GOAL >> Without the pictures, can you quote each line below exactly?

DATA ROWS >>
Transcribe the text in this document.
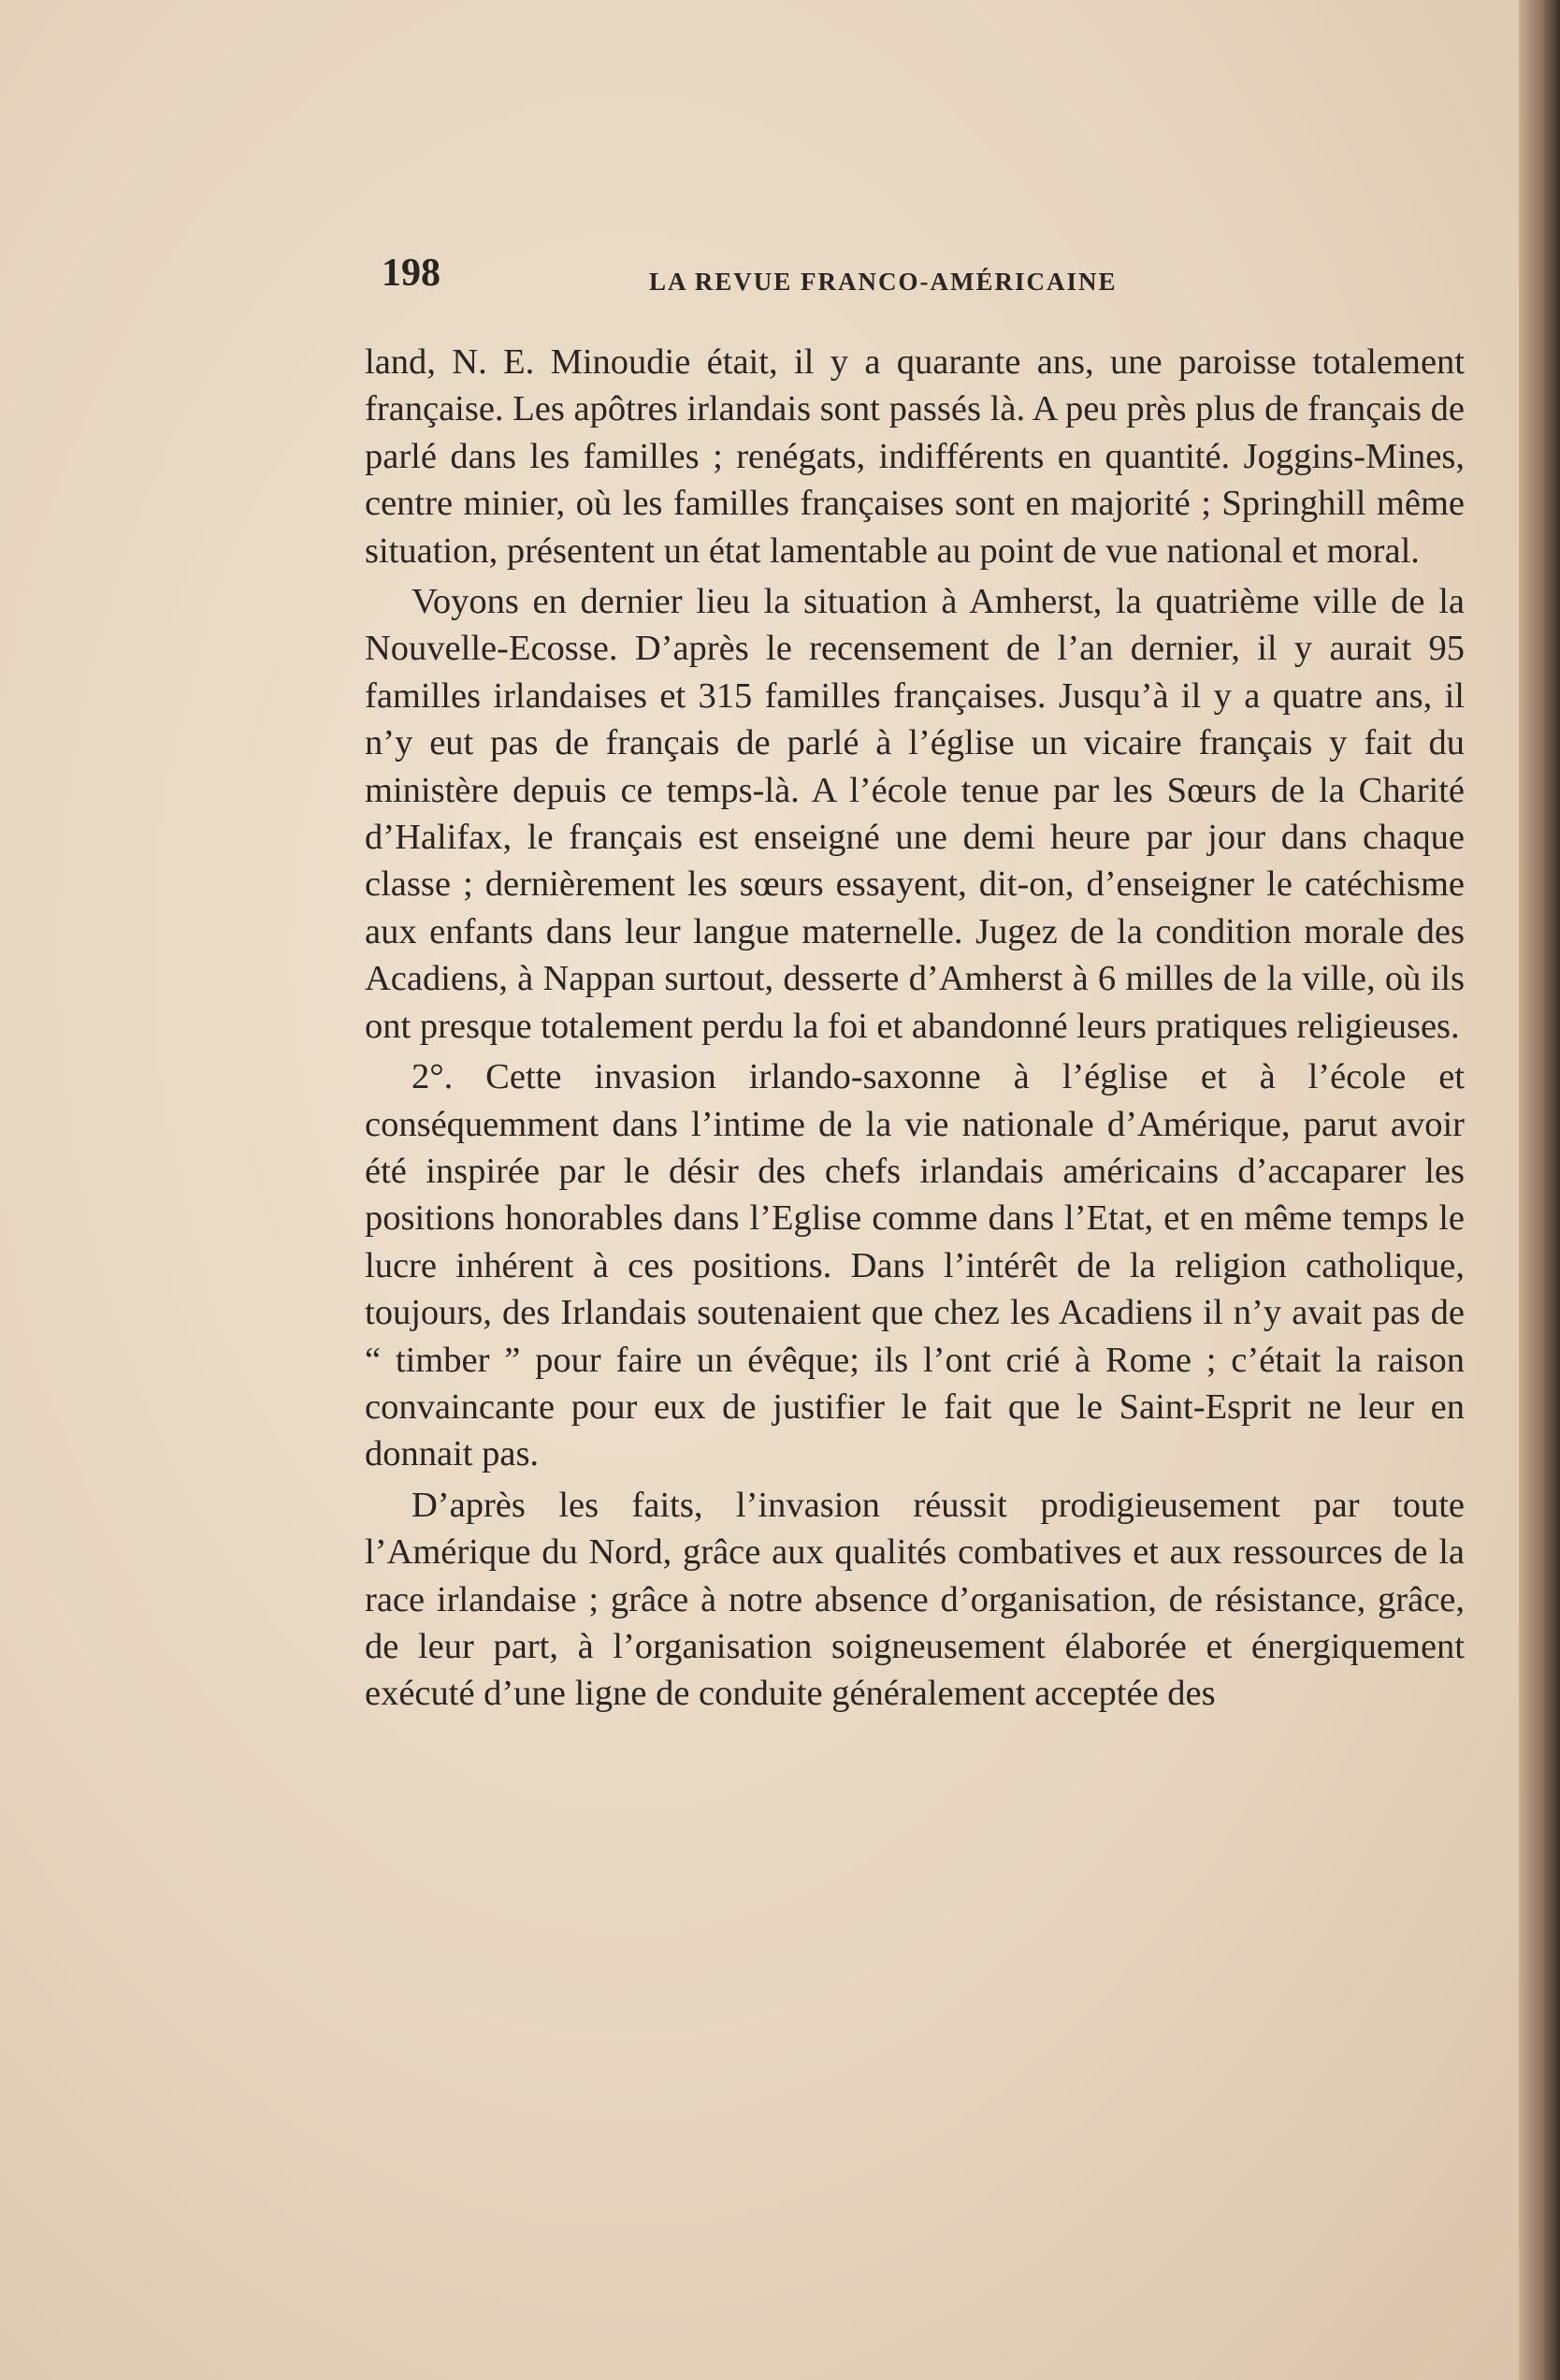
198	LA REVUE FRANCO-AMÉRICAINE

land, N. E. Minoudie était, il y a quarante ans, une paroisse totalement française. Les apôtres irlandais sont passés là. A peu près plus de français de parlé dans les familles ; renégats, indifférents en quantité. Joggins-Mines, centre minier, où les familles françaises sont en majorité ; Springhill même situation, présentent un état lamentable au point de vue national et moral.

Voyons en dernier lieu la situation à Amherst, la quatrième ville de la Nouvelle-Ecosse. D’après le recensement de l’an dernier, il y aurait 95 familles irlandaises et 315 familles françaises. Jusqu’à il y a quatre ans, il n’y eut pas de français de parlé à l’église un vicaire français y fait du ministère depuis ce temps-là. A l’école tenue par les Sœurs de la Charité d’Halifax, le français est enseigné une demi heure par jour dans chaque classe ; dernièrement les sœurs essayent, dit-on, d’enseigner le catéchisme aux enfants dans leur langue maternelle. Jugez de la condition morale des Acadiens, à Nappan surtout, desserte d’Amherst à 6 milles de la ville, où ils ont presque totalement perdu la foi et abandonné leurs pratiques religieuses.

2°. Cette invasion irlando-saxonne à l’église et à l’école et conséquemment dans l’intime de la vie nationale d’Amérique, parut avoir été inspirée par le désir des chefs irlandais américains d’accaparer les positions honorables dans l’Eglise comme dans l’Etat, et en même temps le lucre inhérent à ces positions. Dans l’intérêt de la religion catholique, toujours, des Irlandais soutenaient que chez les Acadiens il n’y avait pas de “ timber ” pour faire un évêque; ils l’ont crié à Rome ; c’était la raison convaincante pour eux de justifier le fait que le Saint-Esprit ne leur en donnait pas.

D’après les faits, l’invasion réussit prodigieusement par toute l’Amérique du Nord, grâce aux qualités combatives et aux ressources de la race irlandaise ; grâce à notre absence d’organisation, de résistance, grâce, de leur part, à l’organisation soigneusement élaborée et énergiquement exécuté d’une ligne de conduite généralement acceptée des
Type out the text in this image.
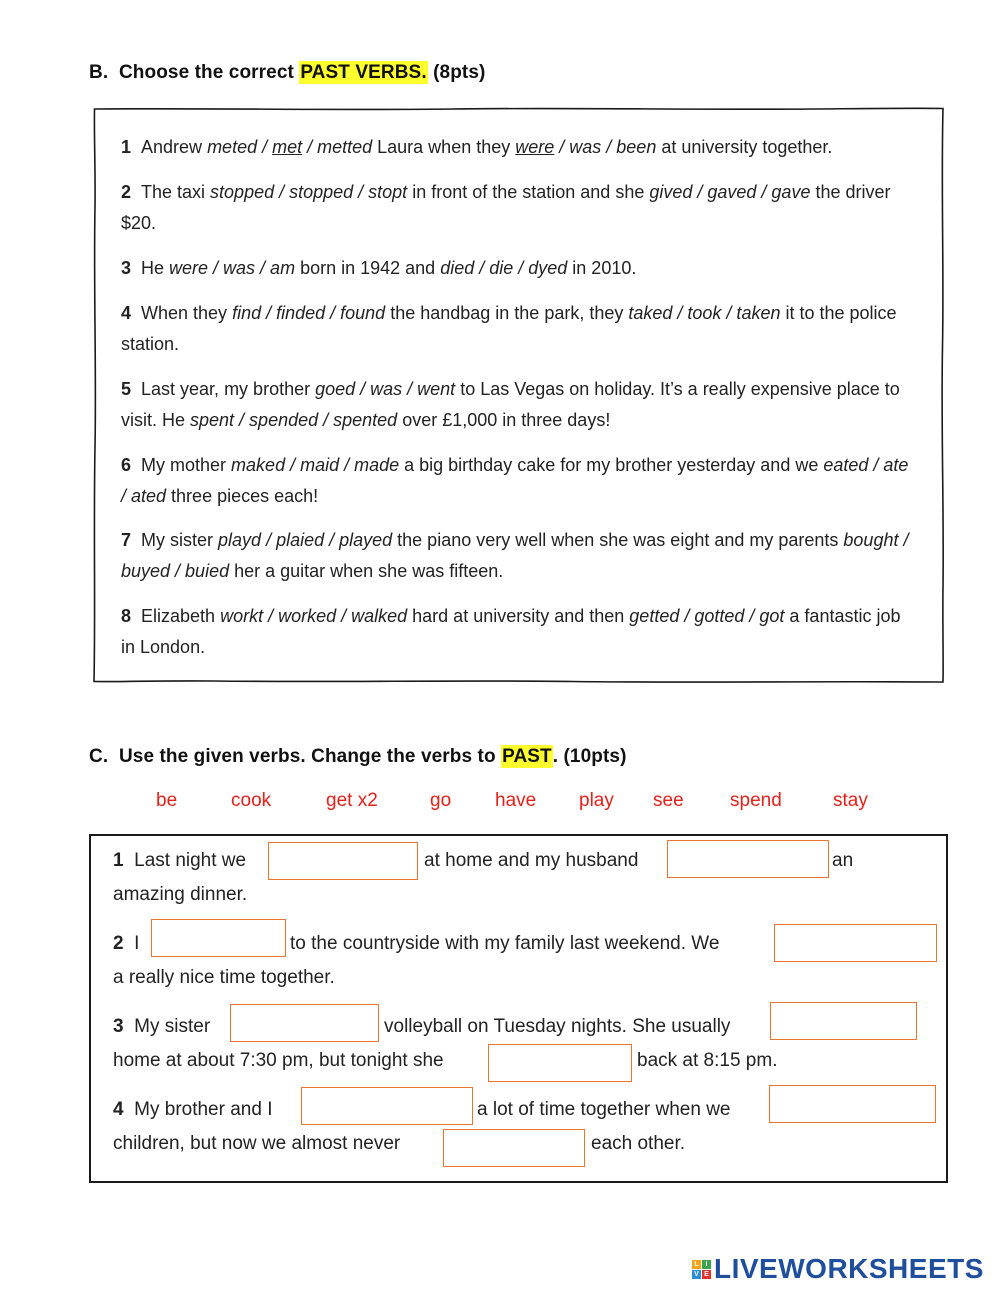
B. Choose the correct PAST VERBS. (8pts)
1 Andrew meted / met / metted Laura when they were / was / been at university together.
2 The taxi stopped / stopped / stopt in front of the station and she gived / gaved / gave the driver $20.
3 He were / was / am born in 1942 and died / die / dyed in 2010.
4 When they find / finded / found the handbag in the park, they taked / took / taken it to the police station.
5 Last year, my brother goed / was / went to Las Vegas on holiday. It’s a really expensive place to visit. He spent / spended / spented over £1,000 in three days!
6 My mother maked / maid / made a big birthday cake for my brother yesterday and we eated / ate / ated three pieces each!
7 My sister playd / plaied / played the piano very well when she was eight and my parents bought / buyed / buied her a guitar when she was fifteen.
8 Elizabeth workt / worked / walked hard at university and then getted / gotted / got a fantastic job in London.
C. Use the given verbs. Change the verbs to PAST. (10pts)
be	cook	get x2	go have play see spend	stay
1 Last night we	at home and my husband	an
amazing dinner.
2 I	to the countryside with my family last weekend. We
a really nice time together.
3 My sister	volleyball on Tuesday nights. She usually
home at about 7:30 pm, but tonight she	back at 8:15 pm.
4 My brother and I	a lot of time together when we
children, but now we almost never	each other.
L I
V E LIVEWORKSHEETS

RESPONSE >>
Transcribe the text in this document.
198	LA REVUE FRANCO-AMÉRICAINE

land, N. E. Minoudie était, il y a quarante ans, une paroisse totalement française. Les apôtres irlandais sont passés là. A peu près plus de français de parlé dans les familles ; renégats, indifférents en quantité. Joggins-Mines, centre minier, où les familles françaises sont en majorité ; Springhill même situation, présentent un état lamentable au point de vue national et moral.

Voyons en dernier lieu la situation à Amherst, la quatrième ville de la Nouvelle-Ecosse. D’après le recensement de l’an dernier, il y aurait 95 familles irlandaises et 315 familles françaises. Jusqu’à il y a quatre ans, il n’y eut pas de français de parlé à l’église un vicaire français y fait du ministère depuis ce temps-là. A l’école tenue par les Sœurs de la Charité d’Halifax, le français est enseigné une demi heure par jour dans chaque classe ; dernièrement les sœurs essayent, dit-on, d’enseigner le catéchisme aux enfants dans leur langue maternelle. Jugez de la condition morale des Acadiens, à Nappan surtout, desserte d’Amherst à 6 milles de la ville, où ils ont presque totalement perdu la foi et abandonné leurs pratiques religieuses.

2°. Cette invasion irlando-saxonne à l’église et à l’école et conséquemment dans l’intime de la vie nationale d’Amérique, parut avoir été inspirée par le désir des chefs irlandais américains d’accaparer les positions honorables dans l’Eglise comme dans l’Etat, et en même temps le lucre inhérent à ces positions. Dans l’intérêt de la religion catholique, toujours, des Irlandais soutenaient que chez les Acadiens il n’y avait pas de “ timber ” pour faire un évêque; ils l’ont crié à Rome ; c’était la raison convaincante pour eux de justifier le fait que le Saint-Esprit ne leur en donnait pas.

D’après les faits, l’invasion réussit prodigieusement par toute l’Amérique du Nord, grâce aux qualités combatives et aux ressources de la race irlandaise ; grâce à notre absence d’organisation, de résistance, grâce, de leur part, à l’organisation soigneusement élaborée et énergiquement exécuté d’une ligne de conduite généralement acceptée des
Type out the text in this image.
B. Choose the correct PAST VERBS. (8pts)
1 Andrew meted / met / metted Laura when they were / was / been at university together.
2 The taxi stopped / stopped / stopt in front of the station and she gived / gaved / gave the driver $20.
3 He were / was / am born in 1942 and died / die / dyed in 2010.
4 When they find / finded / found the handbag in the park, they taked / took / taken it to the police station.
5 Last year, my brother goed / was / went to Las Vegas on holiday. It’s a really expensive place to visit. He spent / spended / spented over £1,000 in three days!
6 My mother maked / maid / made a big birthday cake for my brother yesterday and we eated / ate / ated three pieces each!
7 My sister playd / plaied / played the piano very well when she was eight and my parents bought / buyed / buied her a guitar when she was fifteen.
8 Elizabeth workt / worked / walked hard at university and then getted / gotted / got a fantastic job in London.
C. Use the given verbs. Change the verbs to PAST. (10pts)
be	cook	get x2	go have play see spend	stay
1 Last night we	at home and my husband	an
amazing dinner.
2 I	to the countryside with my family last weekend. We
a really nice time together.
3 My sister	volleyball on Tuesday nights. She usually
home at about 7:30 pm, but tonight she	back at 8:15 pm.
4 My brother and I	a lot of time together when we
children, but now we almost never	each other.
L I
V E LIVEWORKSHEETS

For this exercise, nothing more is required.